→ **What you need to do**
Filter these entries so that only lines with the word "ресурсов" remain.

* BEGIN *

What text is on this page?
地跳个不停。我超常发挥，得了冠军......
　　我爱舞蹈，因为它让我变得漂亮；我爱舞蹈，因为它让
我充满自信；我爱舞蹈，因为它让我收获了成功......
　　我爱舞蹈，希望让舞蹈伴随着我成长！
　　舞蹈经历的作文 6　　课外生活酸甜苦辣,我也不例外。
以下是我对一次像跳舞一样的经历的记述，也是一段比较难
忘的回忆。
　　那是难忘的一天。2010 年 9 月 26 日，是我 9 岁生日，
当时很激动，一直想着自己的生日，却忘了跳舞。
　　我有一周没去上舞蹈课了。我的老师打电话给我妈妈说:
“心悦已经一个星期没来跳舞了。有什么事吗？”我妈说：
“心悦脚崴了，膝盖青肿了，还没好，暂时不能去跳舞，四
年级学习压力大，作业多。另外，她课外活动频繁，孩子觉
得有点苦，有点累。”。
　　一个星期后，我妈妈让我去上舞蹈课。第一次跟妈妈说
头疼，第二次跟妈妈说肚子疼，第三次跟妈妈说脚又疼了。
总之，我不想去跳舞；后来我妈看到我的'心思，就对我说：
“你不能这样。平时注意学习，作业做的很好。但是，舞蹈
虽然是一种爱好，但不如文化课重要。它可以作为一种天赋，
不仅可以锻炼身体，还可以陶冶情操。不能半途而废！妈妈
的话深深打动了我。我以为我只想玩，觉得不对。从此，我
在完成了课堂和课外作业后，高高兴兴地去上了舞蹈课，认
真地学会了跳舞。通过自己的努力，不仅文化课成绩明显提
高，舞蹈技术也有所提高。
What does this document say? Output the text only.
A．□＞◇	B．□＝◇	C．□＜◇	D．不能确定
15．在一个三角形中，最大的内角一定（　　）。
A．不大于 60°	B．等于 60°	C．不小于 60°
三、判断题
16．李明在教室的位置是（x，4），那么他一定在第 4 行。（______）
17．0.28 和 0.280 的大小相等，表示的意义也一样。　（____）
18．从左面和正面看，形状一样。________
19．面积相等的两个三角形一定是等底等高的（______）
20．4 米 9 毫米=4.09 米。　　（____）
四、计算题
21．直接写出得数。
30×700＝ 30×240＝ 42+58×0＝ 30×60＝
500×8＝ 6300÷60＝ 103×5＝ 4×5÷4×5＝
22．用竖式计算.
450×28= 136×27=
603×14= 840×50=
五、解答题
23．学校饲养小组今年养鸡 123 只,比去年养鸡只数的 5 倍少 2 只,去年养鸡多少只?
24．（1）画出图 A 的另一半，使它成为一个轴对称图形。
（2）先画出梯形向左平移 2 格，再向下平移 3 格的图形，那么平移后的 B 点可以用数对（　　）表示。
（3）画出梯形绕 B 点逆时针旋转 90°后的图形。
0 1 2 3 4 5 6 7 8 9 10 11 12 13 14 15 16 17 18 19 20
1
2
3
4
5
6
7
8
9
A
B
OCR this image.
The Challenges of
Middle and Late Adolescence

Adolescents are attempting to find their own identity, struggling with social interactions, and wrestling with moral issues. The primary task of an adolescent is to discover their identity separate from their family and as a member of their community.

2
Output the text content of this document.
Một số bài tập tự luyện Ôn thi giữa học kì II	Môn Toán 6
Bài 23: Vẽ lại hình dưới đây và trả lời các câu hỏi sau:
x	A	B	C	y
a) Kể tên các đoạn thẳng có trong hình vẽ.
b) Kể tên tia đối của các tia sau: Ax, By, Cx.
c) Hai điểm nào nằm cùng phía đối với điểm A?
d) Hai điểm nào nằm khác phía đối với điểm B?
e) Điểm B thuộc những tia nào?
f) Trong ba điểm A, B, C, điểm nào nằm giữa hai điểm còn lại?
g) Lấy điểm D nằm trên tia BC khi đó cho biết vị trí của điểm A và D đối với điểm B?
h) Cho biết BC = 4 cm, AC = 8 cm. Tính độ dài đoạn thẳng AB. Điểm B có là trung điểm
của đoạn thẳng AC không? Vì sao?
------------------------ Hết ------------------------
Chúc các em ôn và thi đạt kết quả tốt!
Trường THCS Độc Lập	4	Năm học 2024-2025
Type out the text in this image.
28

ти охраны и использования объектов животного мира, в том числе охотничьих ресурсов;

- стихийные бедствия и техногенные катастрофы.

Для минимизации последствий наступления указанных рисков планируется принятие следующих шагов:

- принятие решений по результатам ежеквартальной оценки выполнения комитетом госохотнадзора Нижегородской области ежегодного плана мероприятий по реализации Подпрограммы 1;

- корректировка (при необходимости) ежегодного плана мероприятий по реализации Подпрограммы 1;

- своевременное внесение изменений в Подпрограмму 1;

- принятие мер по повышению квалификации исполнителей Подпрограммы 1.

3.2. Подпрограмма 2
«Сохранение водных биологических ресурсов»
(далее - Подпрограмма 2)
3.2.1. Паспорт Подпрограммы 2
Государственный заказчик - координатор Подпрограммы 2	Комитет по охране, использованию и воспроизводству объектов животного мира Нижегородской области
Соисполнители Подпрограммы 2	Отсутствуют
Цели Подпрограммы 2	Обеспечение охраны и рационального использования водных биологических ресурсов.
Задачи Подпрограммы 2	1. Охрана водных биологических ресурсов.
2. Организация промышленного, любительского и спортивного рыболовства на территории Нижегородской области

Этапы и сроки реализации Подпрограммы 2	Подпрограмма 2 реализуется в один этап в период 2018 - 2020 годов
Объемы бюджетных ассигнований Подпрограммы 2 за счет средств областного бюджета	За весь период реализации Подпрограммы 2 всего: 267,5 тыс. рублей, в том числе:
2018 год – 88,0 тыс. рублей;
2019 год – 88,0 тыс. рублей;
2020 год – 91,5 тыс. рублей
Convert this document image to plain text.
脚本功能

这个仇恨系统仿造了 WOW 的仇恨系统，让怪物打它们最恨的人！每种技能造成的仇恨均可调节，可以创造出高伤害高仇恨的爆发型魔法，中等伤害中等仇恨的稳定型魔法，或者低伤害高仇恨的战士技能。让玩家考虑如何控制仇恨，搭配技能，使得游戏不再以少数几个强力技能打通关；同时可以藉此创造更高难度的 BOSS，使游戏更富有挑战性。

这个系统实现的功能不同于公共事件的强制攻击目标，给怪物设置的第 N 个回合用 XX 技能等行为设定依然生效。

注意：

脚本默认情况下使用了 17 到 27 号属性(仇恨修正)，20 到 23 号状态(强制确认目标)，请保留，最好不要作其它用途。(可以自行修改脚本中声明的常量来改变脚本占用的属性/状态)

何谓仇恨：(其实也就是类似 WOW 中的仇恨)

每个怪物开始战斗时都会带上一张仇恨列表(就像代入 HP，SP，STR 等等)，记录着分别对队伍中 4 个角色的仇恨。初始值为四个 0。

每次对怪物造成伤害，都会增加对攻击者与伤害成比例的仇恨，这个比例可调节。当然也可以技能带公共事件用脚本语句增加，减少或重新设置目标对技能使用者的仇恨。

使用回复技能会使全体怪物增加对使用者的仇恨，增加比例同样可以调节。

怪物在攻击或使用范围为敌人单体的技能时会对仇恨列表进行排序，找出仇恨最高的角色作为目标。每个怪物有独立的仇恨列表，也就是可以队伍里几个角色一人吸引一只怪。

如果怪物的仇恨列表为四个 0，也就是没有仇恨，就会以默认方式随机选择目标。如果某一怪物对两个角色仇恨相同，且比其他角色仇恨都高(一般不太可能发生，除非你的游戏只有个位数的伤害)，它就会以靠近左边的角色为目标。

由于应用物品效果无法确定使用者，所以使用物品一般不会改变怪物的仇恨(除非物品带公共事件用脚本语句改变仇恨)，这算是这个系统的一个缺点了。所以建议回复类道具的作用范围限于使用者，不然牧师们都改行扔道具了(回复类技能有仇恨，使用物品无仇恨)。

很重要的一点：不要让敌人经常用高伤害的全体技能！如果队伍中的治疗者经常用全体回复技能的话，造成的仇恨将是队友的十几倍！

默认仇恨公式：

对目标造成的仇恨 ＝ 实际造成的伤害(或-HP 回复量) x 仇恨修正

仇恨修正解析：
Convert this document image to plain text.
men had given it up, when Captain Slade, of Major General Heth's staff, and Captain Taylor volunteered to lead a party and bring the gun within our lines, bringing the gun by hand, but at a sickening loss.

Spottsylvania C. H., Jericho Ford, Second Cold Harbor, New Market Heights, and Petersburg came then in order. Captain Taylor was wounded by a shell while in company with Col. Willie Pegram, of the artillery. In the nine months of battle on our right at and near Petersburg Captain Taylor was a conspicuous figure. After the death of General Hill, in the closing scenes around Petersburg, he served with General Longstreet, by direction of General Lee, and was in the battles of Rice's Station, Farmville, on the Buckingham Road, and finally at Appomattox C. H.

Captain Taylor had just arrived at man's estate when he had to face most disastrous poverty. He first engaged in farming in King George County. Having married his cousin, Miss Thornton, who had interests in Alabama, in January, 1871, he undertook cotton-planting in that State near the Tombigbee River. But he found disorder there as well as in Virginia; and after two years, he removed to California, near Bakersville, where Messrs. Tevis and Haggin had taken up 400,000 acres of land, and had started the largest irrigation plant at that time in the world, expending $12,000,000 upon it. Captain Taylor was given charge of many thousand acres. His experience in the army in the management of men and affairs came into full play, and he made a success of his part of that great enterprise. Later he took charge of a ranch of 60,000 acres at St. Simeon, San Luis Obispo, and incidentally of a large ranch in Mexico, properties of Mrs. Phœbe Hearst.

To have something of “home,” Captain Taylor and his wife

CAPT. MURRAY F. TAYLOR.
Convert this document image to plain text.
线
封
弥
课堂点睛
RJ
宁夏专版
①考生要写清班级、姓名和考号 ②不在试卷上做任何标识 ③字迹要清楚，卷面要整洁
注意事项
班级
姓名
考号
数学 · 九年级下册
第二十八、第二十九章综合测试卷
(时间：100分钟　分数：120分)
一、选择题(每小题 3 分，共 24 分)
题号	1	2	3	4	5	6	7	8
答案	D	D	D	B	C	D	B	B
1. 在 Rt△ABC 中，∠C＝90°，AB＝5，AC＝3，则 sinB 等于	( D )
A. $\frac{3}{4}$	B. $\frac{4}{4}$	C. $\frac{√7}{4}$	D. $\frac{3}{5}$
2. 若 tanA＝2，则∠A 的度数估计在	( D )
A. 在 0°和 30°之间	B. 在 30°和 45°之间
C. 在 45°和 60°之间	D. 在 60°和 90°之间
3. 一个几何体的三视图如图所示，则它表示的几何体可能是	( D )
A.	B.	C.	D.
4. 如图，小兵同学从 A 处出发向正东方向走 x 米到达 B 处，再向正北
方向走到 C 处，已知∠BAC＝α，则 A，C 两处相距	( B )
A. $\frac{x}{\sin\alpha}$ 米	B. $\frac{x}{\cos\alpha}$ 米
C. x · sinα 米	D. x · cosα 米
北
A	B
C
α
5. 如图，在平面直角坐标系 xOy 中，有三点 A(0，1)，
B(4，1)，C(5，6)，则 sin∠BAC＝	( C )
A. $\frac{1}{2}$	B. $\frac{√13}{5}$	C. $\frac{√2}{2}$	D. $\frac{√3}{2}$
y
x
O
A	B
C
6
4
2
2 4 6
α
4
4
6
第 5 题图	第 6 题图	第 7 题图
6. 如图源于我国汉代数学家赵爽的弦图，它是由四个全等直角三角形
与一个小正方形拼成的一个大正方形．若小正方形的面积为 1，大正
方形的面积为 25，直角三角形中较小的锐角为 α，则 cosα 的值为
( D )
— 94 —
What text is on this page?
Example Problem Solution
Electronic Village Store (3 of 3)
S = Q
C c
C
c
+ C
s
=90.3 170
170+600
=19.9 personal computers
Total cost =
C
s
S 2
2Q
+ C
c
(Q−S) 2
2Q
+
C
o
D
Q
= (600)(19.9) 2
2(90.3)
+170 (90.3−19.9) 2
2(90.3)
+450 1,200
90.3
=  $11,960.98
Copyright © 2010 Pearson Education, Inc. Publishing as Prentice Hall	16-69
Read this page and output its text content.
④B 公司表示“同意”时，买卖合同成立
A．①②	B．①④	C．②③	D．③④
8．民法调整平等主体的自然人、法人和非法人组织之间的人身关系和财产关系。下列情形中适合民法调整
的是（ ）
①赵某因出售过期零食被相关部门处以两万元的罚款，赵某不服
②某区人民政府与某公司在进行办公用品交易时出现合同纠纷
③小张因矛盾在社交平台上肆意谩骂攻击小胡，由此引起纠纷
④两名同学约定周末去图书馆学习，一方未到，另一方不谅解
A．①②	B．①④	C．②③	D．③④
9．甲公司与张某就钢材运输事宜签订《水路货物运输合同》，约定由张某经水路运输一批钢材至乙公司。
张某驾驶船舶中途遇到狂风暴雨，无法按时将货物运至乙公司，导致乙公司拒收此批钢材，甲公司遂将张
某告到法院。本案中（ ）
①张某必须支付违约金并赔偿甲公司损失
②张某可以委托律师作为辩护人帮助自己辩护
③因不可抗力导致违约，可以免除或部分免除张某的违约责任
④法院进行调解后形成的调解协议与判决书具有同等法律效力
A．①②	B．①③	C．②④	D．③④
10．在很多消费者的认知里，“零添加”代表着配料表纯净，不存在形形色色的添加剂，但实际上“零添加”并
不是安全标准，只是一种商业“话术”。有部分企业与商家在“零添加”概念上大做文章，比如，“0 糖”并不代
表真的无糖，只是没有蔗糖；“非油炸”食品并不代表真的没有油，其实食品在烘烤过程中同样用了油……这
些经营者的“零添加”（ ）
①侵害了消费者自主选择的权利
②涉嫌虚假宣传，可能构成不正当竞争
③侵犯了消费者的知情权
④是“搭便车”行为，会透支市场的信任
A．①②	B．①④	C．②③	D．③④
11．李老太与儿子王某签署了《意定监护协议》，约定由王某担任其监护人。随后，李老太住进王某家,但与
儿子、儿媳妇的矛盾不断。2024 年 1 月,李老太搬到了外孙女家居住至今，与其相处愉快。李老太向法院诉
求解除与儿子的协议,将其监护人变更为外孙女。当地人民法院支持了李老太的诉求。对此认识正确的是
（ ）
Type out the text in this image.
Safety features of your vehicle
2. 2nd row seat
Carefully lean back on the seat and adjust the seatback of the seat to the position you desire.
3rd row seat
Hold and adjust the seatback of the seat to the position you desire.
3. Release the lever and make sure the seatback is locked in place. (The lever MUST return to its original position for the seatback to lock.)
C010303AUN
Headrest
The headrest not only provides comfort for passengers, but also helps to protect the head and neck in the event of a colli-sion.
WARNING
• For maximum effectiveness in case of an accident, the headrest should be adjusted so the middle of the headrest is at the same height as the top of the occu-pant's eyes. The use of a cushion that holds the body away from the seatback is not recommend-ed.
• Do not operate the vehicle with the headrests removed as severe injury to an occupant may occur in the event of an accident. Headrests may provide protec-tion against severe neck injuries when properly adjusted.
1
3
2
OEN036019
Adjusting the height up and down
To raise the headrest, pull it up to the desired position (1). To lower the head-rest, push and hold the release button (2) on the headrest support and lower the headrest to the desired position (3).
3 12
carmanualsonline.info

* END *

→ **Output for this task**
ти охраны и использования объектов животного мира, в том числе охотничьих ресурсов;
«Сохранение водных биологических ресурсов»
Цели Подпрограммы 2	Обеспечение охраны и рационального использования водных биологических ресурсов.
Задачи Подпрограммы 2	1. Охрана водных биологических ресурсов.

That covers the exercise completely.